BRIEF: Copy each line below in which the word "title" occurs.

AVAILABLE DATA:
## start
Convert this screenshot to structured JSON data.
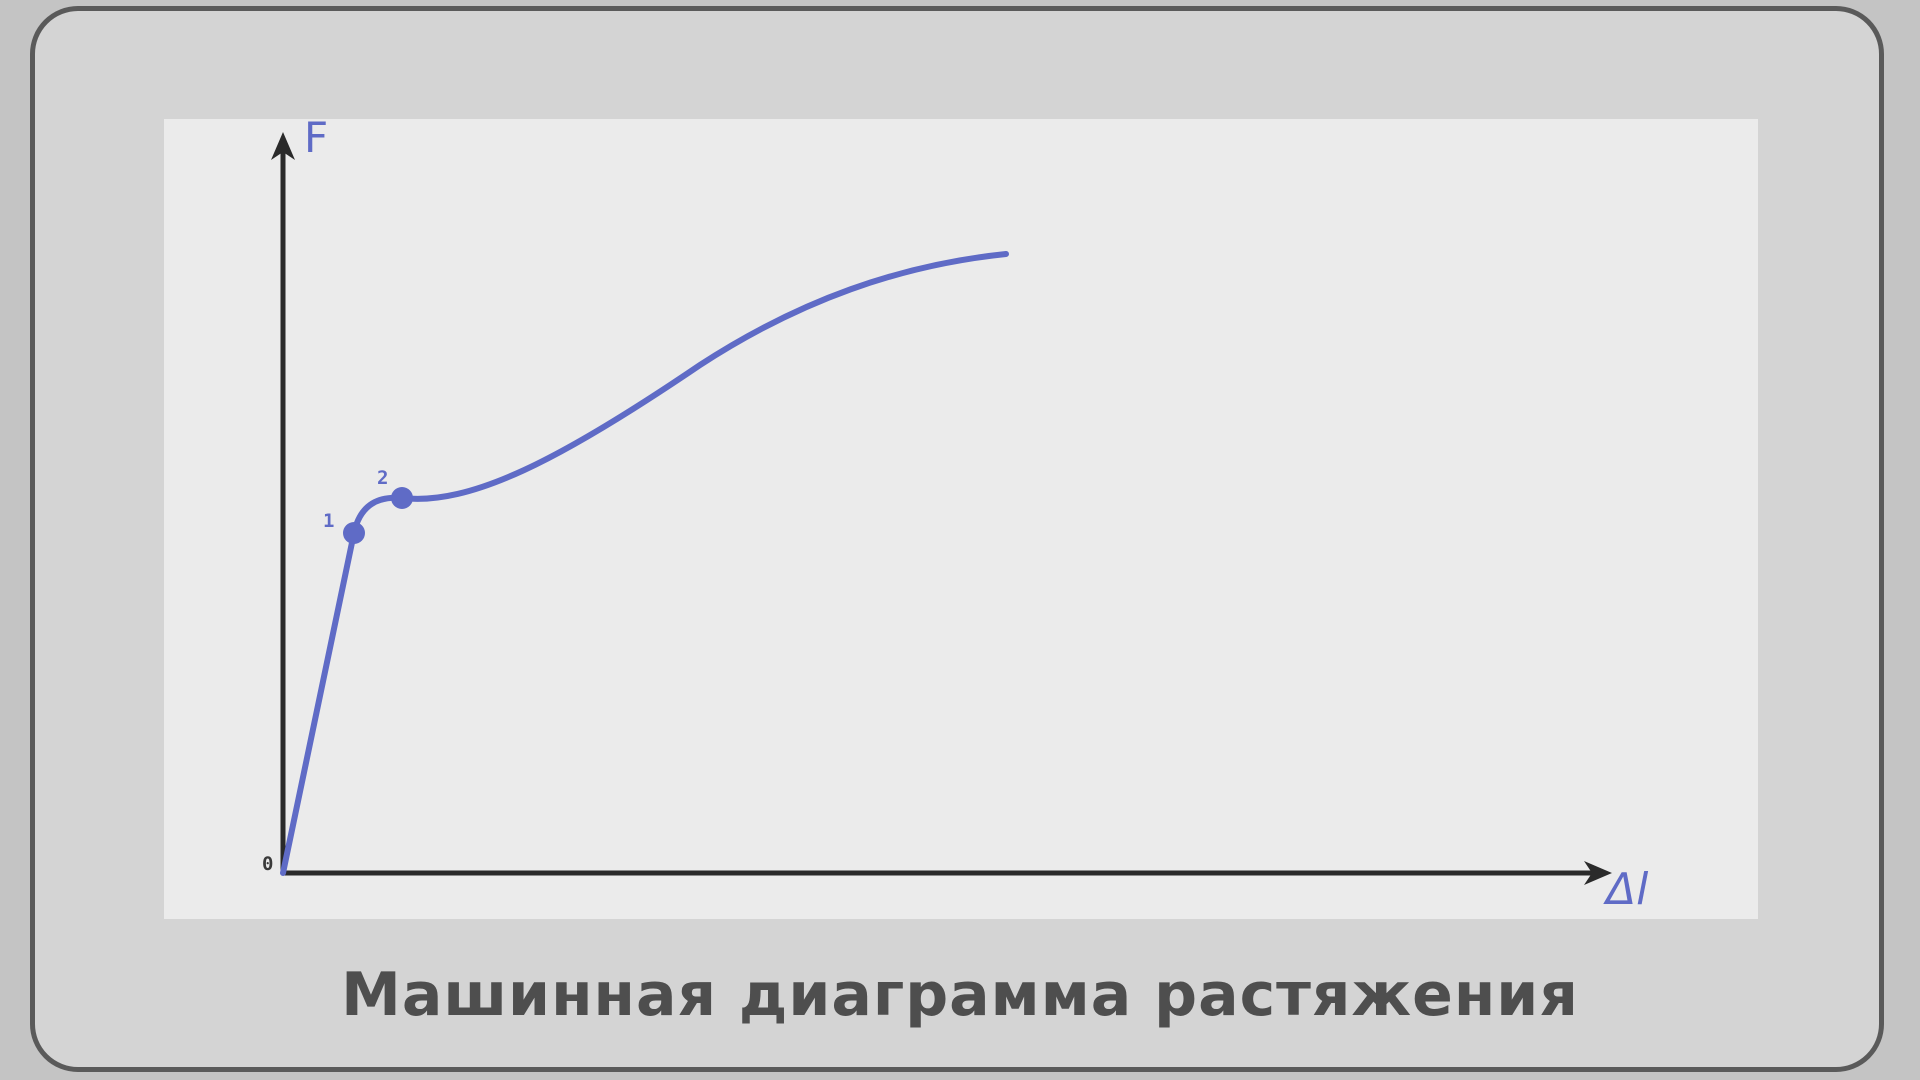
{
  "diagram": {
    "title": "Машинная диаграмма растяжения",
    "y_axis_label": "F",
    "x_axis_label": "Δl",
    "origin_label": "0",
    "points": [
      {
        "label": "1"
      },
      {
        "label": "2"
      }
    ]
  },
  "colors": {
    "curve": "#5f6bc6",
    "axes": "#2a2a2a",
    "panel": "#ebebeb",
    "frame_fill": "#d4d4d4",
    "frame_border": "#5a5a5a",
    "caption": "#4e4e4e"
  }
}
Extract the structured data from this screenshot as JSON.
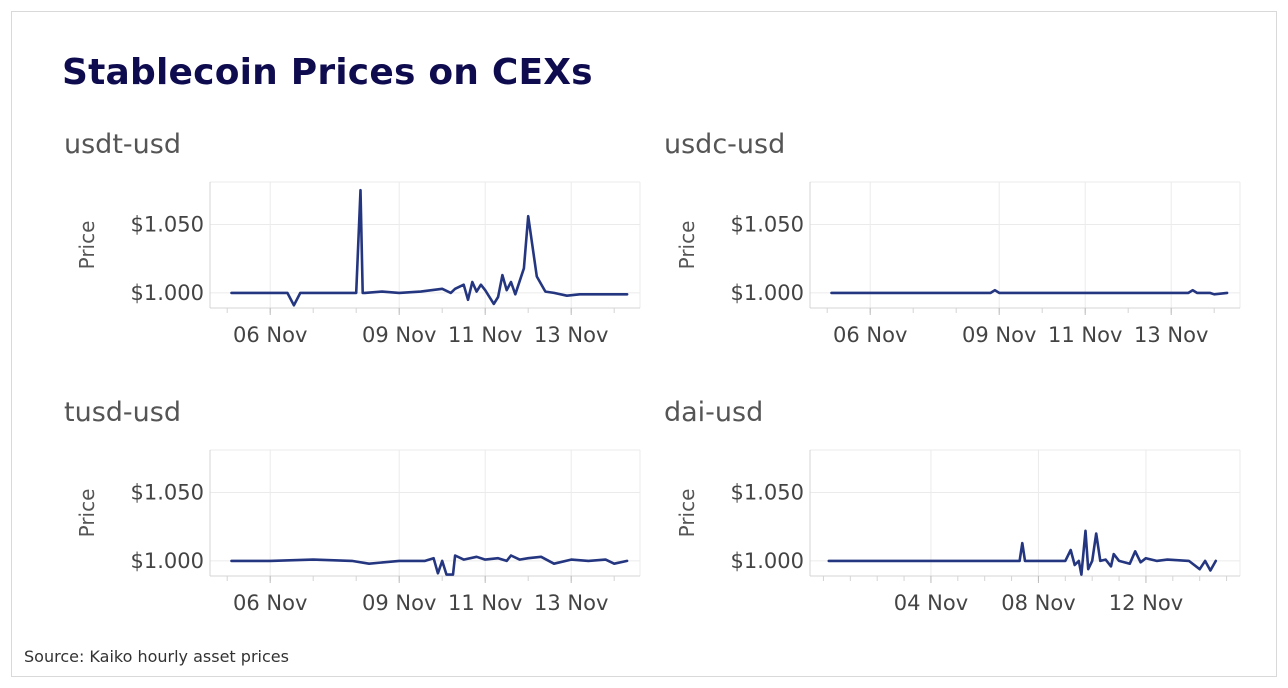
{
  "title": "Stablecoin Prices on CEXs",
  "source": "Source: Kaiko hourly asset prices",
  "colors": {
    "line": "#253680",
    "grid": "#ebebeb",
    "axis": "#d4d4d4"
  },
  "chart_data": [
    {
      "type": "line",
      "title": "usdt-usd",
      "ylabel": "Price",
      "ylim": [
        0.989,
        1.081
      ],
      "yticks": [
        1.0,
        1.05
      ],
      "ytick_labels": [
        "$1.000",
        "$1.050"
      ],
      "xlim": [
        4.6,
        14.6
      ],
      "xticks": [
        6,
        9,
        11,
        13
      ],
      "xtick_labels": [
        "06 Nov",
        "09 Nov",
        "11 Nov",
        "13 Nov"
      ],
      "series": [
        {
          "x": [
            5.1,
            6.0,
            6.4,
            6.55,
            6.7,
            7.0,
            7.7,
            8.0,
            8.1,
            8.15,
            8.2,
            8.6,
            9.0,
            9.5,
            10.0,
            10.2,
            10.3,
            10.5,
            10.6,
            10.7,
            10.8,
            10.9,
            11.0,
            11.2,
            11.3,
            11.4,
            11.5,
            11.6,
            11.7,
            11.9,
            12.0,
            12.2,
            12.4,
            12.6,
            12.9,
            13.2,
            13.5,
            14.0,
            14.3
          ],
          "y": [
            1.0,
            1.0,
            1.0,
            0.991,
            1.0,
            1.0,
            1.0,
            1.0,
            1.075,
            1.0,
            1.0,
            1.001,
            1.0,
            1.001,
            1.003,
            1.0,
            1.003,
            1.006,
            0.995,
            1.008,
            1.001,
            1.006,
            1.002,
            0.992,
            0.997,
            1.013,
            1.002,
            1.008,
            0.999,
            1.018,
            1.056,
            1.012,
            1.001,
            1.0,
            0.998,
            0.999,
            0.999,
            0.999,
            0.999
          ]
        }
      ]
    },
    {
      "type": "line",
      "title": "usdc-usd",
      "ylabel": "Price",
      "ylim": [
        0.989,
        1.081
      ],
      "yticks": [
        1.0,
        1.05
      ],
      "ytick_labels": [
        "$1.000",
        "$1.050"
      ],
      "xlim": [
        4.6,
        14.6
      ],
      "xticks": [
        6,
        9,
        11,
        13
      ],
      "xtick_labels": [
        "06 Nov",
        "09 Nov",
        "11 Nov",
        "13 Nov"
      ],
      "series": [
        {
          "x": [
            5.1,
            6.0,
            7.0,
            8.0,
            8.8,
            8.9,
            9.0,
            10.0,
            11.0,
            12.0,
            13.0,
            13.4,
            13.5,
            13.6,
            13.9,
            14.0,
            14.3
          ],
          "y": [
            1.0,
            1.0,
            1.0,
            1.0,
            1.0,
            1.002,
            1.0,
            1.0,
            1.0,
            1.0,
            1.0,
            1.0,
            1.002,
            1.0,
            1.0,
            0.999,
            1.0
          ]
        }
      ]
    },
    {
      "type": "line",
      "title": "tusd-usd",
      "ylabel": "Price",
      "ylim": [
        0.989,
        1.081
      ],
      "yticks": [
        1.0,
        1.05
      ],
      "ytick_labels": [
        "$1.000",
        "$1.050"
      ],
      "xlim": [
        4.6,
        14.6
      ],
      "xticks": [
        6,
        9,
        11,
        13
      ],
      "xtick_labels": [
        "06 Nov",
        "09 Nov",
        "11 Nov",
        "13 Nov"
      ],
      "series": [
        {
          "x": [
            5.1,
            6.0,
            7.0,
            7.9,
            8.3,
            9.0,
            9.6,
            9.8,
            9.9,
            10.0,
            10.1,
            10.25,
            10.3,
            10.5,
            10.8,
            11.0,
            11.3,
            11.5,
            11.6,
            11.8,
            12.0,
            12.3,
            12.6,
            13.0,
            13.4,
            13.8,
            14.0,
            14.3
          ],
          "y": [
            1.0,
            1.0,
            1.001,
            1.0,
            0.998,
            1.0,
            1.0,
            1.002,
            0.991,
            1.0,
            0.99,
            0.99,
            1.004,
            1.001,
            1.003,
            1.001,
            1.002,
            1.0,
            1.004,
            1.001,
            1.002,
            1.003,
            0.998,
            1.001,
            1.0,
            1.001,
            0.998,
            1.0
          ]
        }
      ]
    },
    {
      "type": "line",
      "title": "dai-usd",
      "ylabel": "Price",
      "ylim": [
        0.989,
        1.081
      ],
      "yticks": [
        1.0,
        1.05
      ],
      "ytick_labels": [
        "$1.000",
        "$1.050"
      ],
      "xlim": [
        -0.5,
        15.5
      ],
      "xticks": [
        4,
        8,
        12
      ],
      "xtick_labels": [
        "04 Nov",
        "08 Nov",
        "12 Nov"
      ],
      "series": [
        {
          "x": [
            0.2,
            2.0,
            4.0,
            6.0,
            7.3,
            7.4,
            7.5,
            8.2,
            9.0,
            9.2,
            9.35,
            9.5,
            9.6,
            9.75,
            9.85,
            10.0,
            10.15,
            10.3,
            10.5,
            10.7,
            10.8,
            11.0,
            11.4,
            11.6,
            11.8,
            12.0,
            12.4,
            12.8,
            13.6,
            14.0,
            14.2,
            14.4,
            14.6
          ],
          "y": [
            1.0,
            1.0,
            1.0,
            1.0,
            1.0,
            1.013,
            1.0,
            1.0,
            1.0,
            1.008,
            0.997,
            1.0,
            0.99,
            1.022,
            0.994,
            1.0,
            1.02,
            1.0,
            1.001,
            0.996,
            1.005,
            1.0,
            0.998,
            1.007,
            0.999,
            1.002,
            1.0,
            1.001,
            1.0,
            0.994,
            1.0,
            0.993,
            1.0
          ]
        }
      ]
    }
  ]
}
## end
COMPLETE RESPONSE:
    "title": "Машинная диаграмма растяжения",
  "title": "Stablecoin Prices on CEXs",
      "title": "usdt-usd",
      "title": "usdc-usd",
      "title": "tusd-usd",
      "title": "dai-usd",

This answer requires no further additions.